[Short task]:
Each record is to be transcribed exactly.

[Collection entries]
·····

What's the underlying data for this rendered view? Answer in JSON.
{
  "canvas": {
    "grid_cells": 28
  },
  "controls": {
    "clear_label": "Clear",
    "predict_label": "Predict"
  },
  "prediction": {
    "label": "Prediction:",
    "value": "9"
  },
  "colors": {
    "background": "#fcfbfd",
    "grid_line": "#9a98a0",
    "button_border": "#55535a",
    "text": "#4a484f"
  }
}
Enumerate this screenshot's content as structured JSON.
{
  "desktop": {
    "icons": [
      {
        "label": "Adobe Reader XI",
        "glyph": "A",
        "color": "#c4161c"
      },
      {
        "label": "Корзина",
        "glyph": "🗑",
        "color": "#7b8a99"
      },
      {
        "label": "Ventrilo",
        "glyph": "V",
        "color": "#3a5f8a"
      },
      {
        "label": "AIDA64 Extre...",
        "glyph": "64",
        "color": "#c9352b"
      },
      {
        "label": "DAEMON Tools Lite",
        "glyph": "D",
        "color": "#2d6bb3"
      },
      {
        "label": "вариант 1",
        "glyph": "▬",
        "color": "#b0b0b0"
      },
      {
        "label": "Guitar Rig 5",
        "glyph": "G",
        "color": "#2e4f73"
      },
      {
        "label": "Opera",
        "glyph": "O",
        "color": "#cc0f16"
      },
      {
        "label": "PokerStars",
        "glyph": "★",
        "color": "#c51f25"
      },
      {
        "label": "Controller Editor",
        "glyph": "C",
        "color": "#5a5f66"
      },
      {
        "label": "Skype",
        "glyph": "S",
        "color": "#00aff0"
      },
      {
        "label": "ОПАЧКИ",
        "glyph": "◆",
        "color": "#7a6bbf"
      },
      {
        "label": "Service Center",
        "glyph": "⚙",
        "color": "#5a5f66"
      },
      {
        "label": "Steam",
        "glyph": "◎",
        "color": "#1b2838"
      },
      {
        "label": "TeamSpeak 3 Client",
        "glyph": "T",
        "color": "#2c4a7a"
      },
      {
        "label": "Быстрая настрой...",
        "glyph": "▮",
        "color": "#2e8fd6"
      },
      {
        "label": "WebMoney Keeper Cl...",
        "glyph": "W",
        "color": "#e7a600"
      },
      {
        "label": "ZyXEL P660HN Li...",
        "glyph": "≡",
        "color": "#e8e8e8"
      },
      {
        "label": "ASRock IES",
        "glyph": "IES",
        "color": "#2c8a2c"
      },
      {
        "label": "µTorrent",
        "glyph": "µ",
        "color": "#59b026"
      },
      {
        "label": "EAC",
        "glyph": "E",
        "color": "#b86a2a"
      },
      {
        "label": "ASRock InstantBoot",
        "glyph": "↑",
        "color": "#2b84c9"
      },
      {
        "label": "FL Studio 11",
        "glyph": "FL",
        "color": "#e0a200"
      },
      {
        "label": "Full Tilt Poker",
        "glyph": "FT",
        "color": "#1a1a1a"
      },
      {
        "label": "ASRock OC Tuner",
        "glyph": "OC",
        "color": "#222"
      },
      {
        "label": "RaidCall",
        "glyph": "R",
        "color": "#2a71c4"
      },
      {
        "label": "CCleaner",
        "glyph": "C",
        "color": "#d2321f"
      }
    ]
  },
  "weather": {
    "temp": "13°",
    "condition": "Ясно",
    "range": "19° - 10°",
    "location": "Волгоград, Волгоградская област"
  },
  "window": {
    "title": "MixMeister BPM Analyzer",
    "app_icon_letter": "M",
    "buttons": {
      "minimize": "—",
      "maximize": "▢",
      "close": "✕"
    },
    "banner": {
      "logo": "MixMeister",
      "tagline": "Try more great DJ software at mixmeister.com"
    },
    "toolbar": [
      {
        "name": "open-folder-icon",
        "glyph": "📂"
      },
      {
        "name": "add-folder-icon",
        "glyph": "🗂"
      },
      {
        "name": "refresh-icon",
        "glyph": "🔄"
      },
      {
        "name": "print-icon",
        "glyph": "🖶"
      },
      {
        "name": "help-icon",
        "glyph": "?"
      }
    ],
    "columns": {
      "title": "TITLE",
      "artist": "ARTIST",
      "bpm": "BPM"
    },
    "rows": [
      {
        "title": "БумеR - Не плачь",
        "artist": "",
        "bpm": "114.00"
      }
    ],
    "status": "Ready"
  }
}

·····

[Result below]:
What's the underlying data for this rendered view? Answer in JSON.
{
  "canvas": {
    "grid_cells": 28
  },
  "controls": {
    "clear_label": "Clear",
    "predict_label": "Predict"
  },
  "prediction": {
    "label": "Prediction:",
    "value": "9"
  },
  "colors": {
    "background": "#fcfbfd",
    "grid_line": "#9a98a0",
    "button_border": "#55535a",
    "text": "#4a484f"
  }
}
Enumerate this screenshot's content as structured JSON.
{
  "desktop": {
    "icons": [
      {
        "label": "Adobe Reader XI",
        "glyph": "A",
        "color": "#c4161c"
      },
      {
        "label": "Корзина",
        "glyph": "🗑",
        "color": "#7b8a99"
      },
      {
        "label": "Ventrilo",
        "glyph": "V",
        "color": "#3a5f8a"
      },
      {
        "label": "AIDA64 Extre...",
        "glyph": "64",
        "color": "#c9352b"
      },
      {
        "label": "DAEMON Tools Lite",
        "glyph": "D",
        "color": "#2d6bb3"
      },
      {
        "label": "вариант 1",
        "glyph": "▬",
        "color": "#b0b0b0"
      },
      {
        "label": "Guitar Rig 5",
        "glyph": "G",
        "color": "#2e4f73"
      },
      {
        "label": "Opera",
        "glyph": "O",
        "color": "#cc0f16"
      },
      {
        "label": "PokerStars",
        "glyph": "★",
        "color": "#c51f25"
      },
      {
        "label": "Controller Editor",
        "glyph": "C",
        "color": "#5a5f66"
      },
      {
        "label": "Skype",
        "glyph": "S",
        "color": "#00aff0"
      },
      {
        "label": "ОПАЧКИ",
        "glyph": "◆",
        "color": "#7a6bbf"
      },
      {
        "label": "Service Center",
        "glyph": "⚙",
        "color": "#5a5f66"
      },
      {
        "label": "Steam",
        "glyph": "◎",
        "color": "#1b2838"
      },
      {
        "label": "TeamSpeak 3 Client",
        "glyph": "T",
        "color": "#2c4a7a"
      },
      {
        "label": "Быстрая настрой...",
        "glyph": "▮",
        "color": "#2e8fd6"
      },
      {
        "label": "WebMoney Keeper Cl...",
        "glyph": "W",
        "color": "#e7a600"
      },
      {
        "label": "ZyXEL P660HN Li...",
        "glyph": "≡",
        "color": "#e8e8e8"
      },
      {
        "label": "ASRock IES",
        "glyph": "IES",
        "color": "#2c8a2c"
      },
      {
        "label": "µTorrent",
        "glyph": "µ",
        "color": "#59b026"
      },
      {
        "label": "EAC",
        "glyph": "E",
        "color": "#b86a2a"
      },
      {
        "label": "ASRock InstantBoot",
        "glyph": "↑",
        "color": "#2b84c9"
      },
      {
        "label": "FL Studio 11",
        "glyph": "FL",
        "color": "#e0a200"
      },
      {
        "label": "Full Tilt Poker",
        "glyph": "FT",
        "color": "#1a1a1a"
      },
      {
        "label": "ASRock OC Tuner",
        "glyph": "OC",
        "color": "#222"
      },
      {
        "label": "RaidCall",
        "glyph": "R",
        "color": "#2a71c4"
      },
      {
        "label": "CCleaner",
        "glyph": "C",
        "color": "#d2321f"
      }
    ]
  },
  "weather": {
    "temp": "13°",
    "condition": "Ясно",
    "range": "19° - 10°",
    "location": "Волгоград, Волгоградская област"
  },
  "window": {
    "title": "MixMeister BPM Analyzer",
    "app_icon_letter": "M",
    "buttons": {
      "minimize": "—",
      "maximize": "▢",
      "close": "✕"
    },
    "banner": {
      "logo": "MixMeister",
      "tagline": "Try more great DJ software at mixmeister.com"
    },
    "toolbar": [
      {
        "name": "open-folder-icon",
        "glyph": "📂"
      },
      {
        "name": "add-folder-icon",
        "glyph": "🗂"
      },
      {
        "name": "refresh-icon",
        "glyph": "🔄"
      },
      {
        "name": "print-icon",
        "glyph": "🖶"
      },
      {
        "name": "help-icon",
        "glyph": "?"
      }
    ],
    "columns": {
      "title": "TITLE",
      "artist": "ARTIST",
      "bpm": "BPM"
    },
    "rows": [
      {
        "title": "БумеR - Не плачь",
        "artist": "",
        "bpm": "114.00"
      }
    ],
    "status": "Ready"
  }
}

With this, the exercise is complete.